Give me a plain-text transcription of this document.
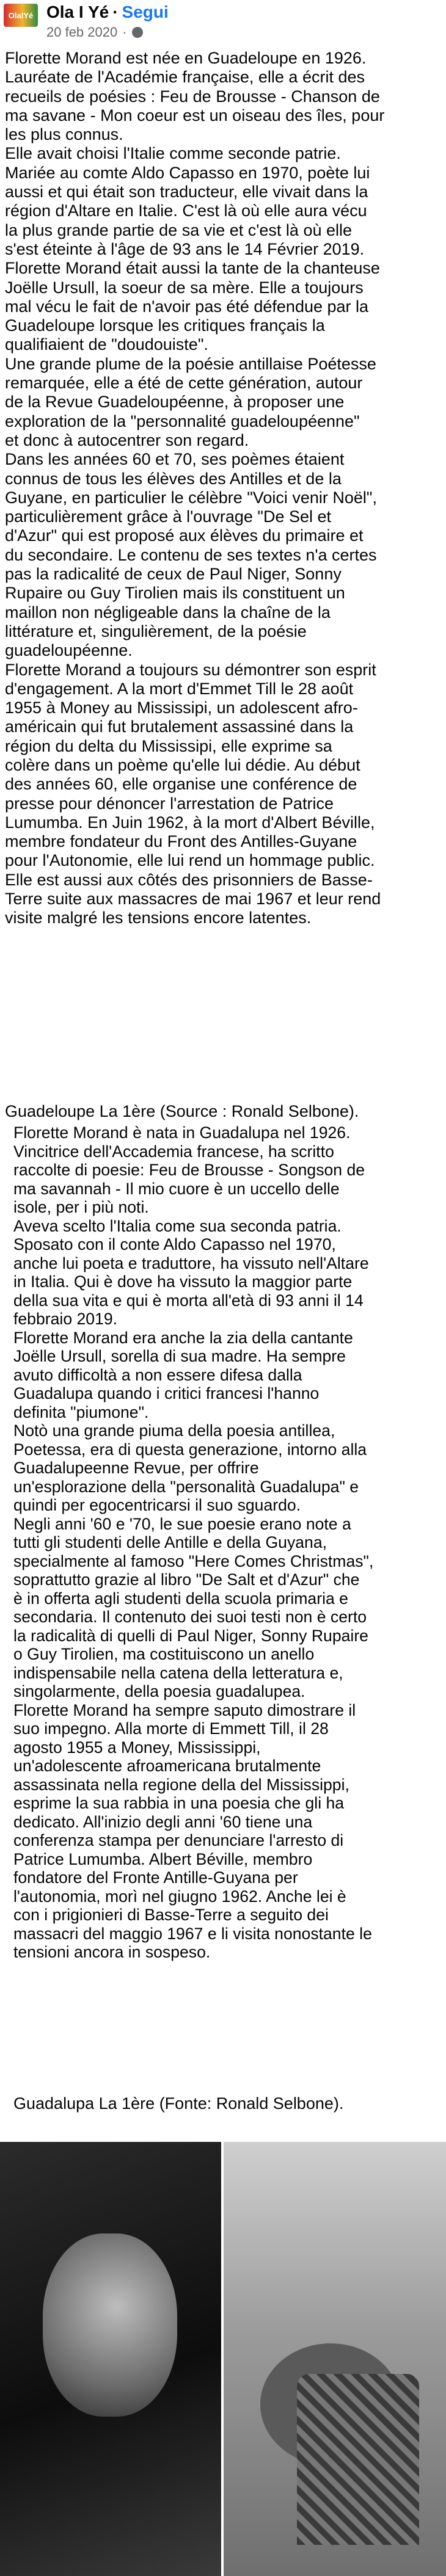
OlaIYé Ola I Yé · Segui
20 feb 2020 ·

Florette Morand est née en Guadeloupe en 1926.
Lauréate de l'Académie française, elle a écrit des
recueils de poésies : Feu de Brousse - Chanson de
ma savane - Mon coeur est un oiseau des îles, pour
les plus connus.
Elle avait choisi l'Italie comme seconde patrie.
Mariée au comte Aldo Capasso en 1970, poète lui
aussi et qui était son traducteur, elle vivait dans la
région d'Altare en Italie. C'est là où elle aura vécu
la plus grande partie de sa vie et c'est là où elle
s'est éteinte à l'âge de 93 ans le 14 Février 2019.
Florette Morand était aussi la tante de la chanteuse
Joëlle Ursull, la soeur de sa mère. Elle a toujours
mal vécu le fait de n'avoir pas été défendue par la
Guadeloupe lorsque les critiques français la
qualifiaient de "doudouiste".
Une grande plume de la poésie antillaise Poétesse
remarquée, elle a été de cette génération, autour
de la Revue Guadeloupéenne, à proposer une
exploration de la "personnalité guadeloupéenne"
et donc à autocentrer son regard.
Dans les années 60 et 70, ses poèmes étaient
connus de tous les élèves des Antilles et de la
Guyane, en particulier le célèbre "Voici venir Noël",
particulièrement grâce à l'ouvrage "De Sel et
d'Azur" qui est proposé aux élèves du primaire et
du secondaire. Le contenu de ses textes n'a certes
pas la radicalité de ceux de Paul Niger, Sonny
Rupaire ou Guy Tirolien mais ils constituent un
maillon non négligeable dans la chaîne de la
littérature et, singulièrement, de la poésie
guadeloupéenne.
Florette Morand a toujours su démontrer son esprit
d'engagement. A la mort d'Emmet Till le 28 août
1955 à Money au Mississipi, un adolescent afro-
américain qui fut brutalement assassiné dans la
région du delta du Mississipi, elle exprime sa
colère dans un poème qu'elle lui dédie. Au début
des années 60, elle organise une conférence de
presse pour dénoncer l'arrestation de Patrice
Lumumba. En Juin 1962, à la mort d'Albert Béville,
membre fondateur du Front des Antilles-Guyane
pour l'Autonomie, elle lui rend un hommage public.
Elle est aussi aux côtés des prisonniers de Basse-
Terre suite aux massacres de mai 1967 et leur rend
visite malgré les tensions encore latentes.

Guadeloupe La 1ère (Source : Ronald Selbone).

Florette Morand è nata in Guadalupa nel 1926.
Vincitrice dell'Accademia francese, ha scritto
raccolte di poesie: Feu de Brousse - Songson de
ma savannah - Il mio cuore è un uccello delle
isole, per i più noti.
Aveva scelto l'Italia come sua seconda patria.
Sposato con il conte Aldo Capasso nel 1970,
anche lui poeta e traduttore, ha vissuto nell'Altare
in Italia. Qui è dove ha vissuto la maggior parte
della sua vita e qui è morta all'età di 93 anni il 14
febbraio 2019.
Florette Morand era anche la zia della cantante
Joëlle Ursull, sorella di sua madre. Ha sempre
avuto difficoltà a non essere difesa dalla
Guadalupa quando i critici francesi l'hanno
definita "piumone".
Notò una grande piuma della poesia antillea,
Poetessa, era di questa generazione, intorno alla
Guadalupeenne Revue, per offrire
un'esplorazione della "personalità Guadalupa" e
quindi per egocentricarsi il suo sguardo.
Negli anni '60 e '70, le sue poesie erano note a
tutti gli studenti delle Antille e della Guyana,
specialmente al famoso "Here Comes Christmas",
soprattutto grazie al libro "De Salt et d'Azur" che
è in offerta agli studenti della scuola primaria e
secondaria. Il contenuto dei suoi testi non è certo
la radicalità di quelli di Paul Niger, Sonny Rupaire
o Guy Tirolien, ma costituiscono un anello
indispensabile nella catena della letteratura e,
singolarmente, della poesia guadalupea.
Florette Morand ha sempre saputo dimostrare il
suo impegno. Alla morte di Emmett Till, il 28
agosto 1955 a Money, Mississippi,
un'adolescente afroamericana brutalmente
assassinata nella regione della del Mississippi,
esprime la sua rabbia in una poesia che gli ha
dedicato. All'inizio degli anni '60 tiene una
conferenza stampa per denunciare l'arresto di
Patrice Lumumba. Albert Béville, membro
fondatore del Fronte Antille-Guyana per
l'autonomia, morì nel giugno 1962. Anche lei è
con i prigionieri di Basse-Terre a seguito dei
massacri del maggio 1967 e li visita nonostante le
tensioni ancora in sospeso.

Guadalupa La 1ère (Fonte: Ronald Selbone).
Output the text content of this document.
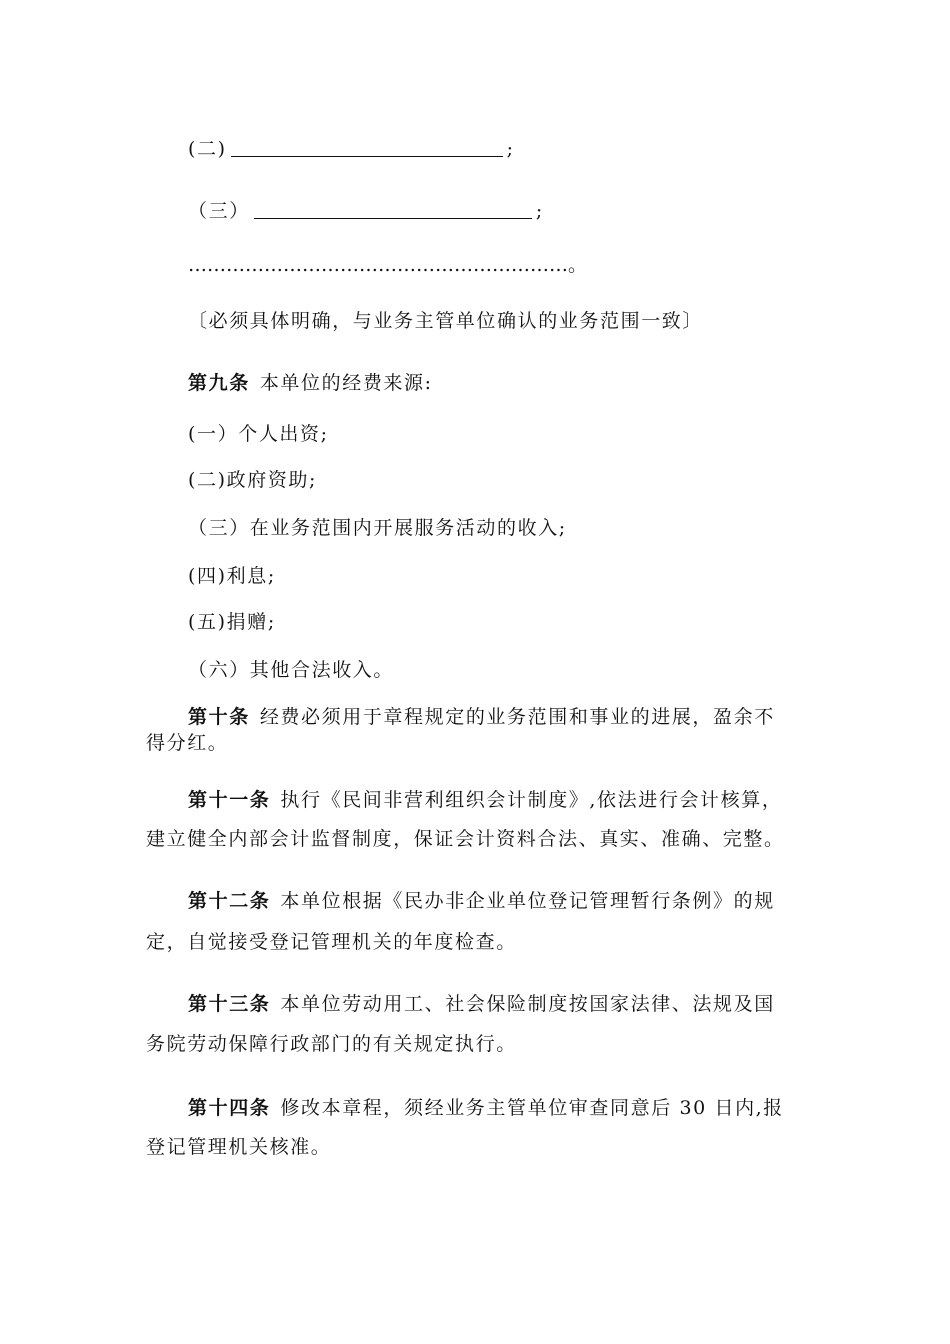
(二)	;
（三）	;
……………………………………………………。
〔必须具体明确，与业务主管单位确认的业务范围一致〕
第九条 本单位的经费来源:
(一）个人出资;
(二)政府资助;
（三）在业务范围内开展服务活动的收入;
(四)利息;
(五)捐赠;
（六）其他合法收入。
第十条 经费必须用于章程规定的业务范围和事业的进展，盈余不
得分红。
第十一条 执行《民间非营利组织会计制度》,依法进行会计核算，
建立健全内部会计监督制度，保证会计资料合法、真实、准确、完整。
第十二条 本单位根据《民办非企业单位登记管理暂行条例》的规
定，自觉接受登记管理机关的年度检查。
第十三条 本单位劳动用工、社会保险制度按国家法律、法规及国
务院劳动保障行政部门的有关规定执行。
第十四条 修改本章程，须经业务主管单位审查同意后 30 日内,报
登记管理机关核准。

▬▬▬

Output the span from the line with "Output the text content of this document." through the last line of the data, inclusive and exact, and omit every picture.

Output the text content of this document.
(二)	;
（三）	;
……………………………………………………。
〔必须具体明确，与业务主管单位确认的业务范围一致〕
第九条 本单位的经费来源:
(一）个人出资;
(二)政府资助;
（三）在业务范围内开展服务活动的收入;
(四)利息;
(五)捐赠;
（六）其他合法收入。
第十条 经费必须用于章程规定的业务范围和事业的进展，盈余不
得分红。
第十一条 执行《民间非营利组织会计制度》,依法进行会计核算，
建立健全内部会计监督制度，保证会计资料合法、真实、准确、完整。
第十二条 本单位根据《民办非企业单位登记管理暂行条例》的规
定，自觉接受登记管理机关的年度检查。
第十三条 本单位劳动用工、社会保险制度按国家法律、法规及国
务院劳动保障行政部门的有关规定执行。
第十四条 修改本章程，须经业务主管单位审查同意后 30 日内,报
登记管理机关核准。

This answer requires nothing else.